*AIM OF THE TASK*: How many lines in the listing below include the word "qualunq"? Reply with the count alone.

*DATASET ROWS*:

* begin *

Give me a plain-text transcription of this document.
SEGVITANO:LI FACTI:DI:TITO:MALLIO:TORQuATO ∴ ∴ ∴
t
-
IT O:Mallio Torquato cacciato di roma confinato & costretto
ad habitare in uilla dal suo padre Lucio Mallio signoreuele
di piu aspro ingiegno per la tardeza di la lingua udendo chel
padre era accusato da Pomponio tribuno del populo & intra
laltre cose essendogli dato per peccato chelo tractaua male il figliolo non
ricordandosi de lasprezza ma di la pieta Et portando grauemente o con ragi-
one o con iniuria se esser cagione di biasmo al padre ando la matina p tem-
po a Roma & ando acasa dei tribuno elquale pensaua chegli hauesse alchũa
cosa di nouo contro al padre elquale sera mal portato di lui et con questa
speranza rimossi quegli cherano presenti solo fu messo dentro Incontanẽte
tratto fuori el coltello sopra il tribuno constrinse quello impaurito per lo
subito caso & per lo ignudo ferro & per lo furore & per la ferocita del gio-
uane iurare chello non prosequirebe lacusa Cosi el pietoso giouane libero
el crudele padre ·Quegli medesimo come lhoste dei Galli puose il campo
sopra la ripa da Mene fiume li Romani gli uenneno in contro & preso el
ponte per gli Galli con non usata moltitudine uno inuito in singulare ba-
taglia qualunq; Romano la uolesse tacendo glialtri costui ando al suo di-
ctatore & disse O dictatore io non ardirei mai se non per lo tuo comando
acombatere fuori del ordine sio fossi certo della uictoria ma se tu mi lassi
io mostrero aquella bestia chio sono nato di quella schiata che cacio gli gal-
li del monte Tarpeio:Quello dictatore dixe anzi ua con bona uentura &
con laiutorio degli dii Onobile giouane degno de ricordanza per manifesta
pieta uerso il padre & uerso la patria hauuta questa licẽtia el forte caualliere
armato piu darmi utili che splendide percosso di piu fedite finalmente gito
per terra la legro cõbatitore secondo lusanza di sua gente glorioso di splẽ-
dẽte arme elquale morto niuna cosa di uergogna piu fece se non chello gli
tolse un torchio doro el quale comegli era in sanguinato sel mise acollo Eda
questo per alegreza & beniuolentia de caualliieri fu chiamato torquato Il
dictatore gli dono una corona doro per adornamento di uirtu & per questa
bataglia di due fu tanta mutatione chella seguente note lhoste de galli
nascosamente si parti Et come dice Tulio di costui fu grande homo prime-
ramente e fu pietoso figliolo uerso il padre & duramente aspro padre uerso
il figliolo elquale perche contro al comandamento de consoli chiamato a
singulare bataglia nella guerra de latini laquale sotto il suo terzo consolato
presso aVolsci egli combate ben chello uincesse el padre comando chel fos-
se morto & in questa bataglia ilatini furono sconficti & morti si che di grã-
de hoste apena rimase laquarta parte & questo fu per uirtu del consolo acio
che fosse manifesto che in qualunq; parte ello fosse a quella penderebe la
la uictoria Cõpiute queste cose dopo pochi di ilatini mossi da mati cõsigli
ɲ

* end *

*ANSWER FOR THIS EXERCISE*: 2